→ **Do this**
Where a line in the listing below contains the word "text", copy that line.

→ **Extracted entries**

━━━━━━━━━━━━━━━━

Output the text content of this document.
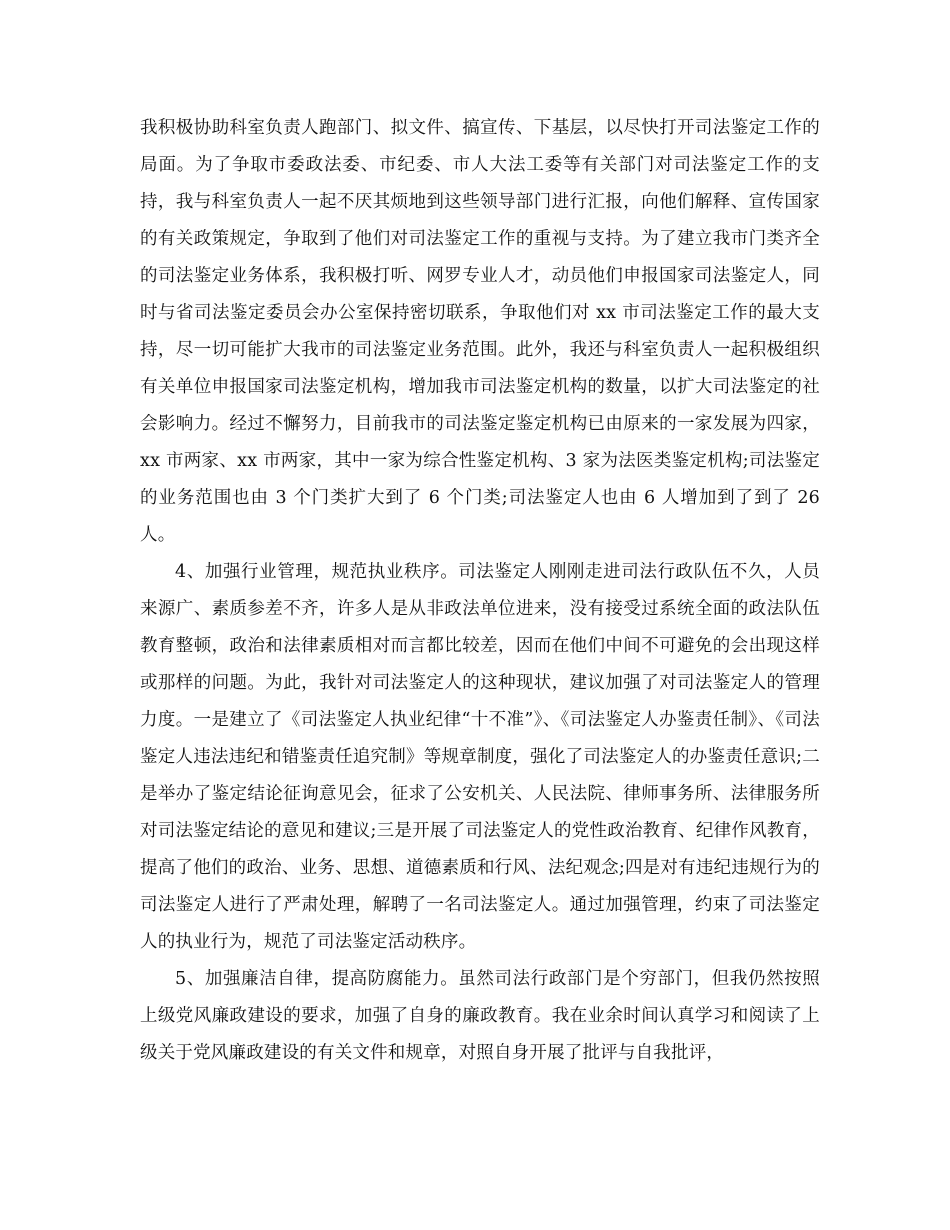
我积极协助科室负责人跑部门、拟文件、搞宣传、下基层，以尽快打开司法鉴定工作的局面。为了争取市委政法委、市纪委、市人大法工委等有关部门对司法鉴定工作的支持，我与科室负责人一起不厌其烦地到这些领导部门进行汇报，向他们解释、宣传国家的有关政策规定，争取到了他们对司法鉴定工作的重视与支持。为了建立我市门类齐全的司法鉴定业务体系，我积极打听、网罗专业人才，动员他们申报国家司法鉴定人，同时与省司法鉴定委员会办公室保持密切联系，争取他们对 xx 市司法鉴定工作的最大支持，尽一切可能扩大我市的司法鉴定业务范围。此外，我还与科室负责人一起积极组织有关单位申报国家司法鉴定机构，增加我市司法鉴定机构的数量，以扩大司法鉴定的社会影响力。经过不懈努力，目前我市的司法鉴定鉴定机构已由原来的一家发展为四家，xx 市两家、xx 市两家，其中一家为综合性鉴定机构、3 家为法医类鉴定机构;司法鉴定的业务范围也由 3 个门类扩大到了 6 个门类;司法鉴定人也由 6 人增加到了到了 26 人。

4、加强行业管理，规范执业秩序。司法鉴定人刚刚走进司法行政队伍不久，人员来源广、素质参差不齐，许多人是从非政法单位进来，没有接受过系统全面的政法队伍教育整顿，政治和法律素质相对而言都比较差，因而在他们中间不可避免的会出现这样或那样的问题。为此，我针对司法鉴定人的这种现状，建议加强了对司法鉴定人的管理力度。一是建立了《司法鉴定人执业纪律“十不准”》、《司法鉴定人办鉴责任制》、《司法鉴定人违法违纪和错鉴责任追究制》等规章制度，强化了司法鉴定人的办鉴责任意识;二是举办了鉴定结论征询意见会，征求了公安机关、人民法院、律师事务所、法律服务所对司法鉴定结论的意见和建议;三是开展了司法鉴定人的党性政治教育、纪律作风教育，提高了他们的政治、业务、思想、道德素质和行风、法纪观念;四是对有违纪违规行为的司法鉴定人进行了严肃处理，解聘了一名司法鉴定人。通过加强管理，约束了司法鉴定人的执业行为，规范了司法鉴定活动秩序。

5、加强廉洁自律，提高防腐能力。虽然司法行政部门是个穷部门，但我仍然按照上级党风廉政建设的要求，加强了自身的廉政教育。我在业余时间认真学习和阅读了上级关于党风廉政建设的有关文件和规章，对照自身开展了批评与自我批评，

━━━━━━━━━━━━━━━━

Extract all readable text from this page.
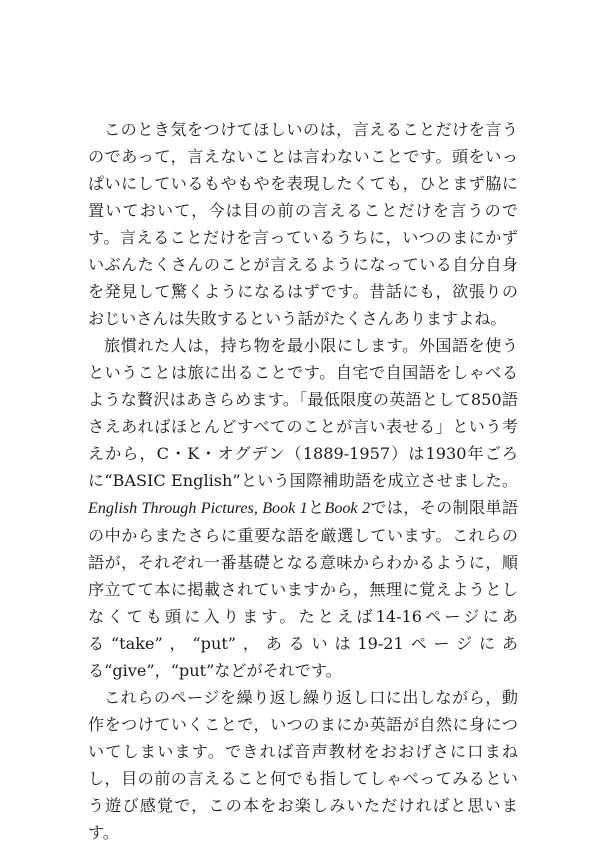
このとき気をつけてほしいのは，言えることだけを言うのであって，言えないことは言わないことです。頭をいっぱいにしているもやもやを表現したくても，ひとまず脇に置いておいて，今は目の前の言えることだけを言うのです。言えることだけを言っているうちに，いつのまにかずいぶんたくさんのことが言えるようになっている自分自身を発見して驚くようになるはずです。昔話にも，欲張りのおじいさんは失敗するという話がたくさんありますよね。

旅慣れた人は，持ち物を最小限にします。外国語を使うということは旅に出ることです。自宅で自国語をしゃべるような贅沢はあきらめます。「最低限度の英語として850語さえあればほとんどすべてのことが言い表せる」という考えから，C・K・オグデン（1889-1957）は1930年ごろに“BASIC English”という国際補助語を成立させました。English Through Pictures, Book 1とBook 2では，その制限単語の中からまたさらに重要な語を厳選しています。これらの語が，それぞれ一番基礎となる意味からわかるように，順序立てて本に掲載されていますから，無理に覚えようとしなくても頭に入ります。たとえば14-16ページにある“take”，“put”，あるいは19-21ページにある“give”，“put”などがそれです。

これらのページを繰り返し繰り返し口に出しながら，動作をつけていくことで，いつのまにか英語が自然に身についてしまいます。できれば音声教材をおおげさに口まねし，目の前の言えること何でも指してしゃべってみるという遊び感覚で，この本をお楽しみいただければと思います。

━━━━━━━━━━━━━━━━

→ **Complete response**
Output the text content of this document.
Extract all readable text from this page.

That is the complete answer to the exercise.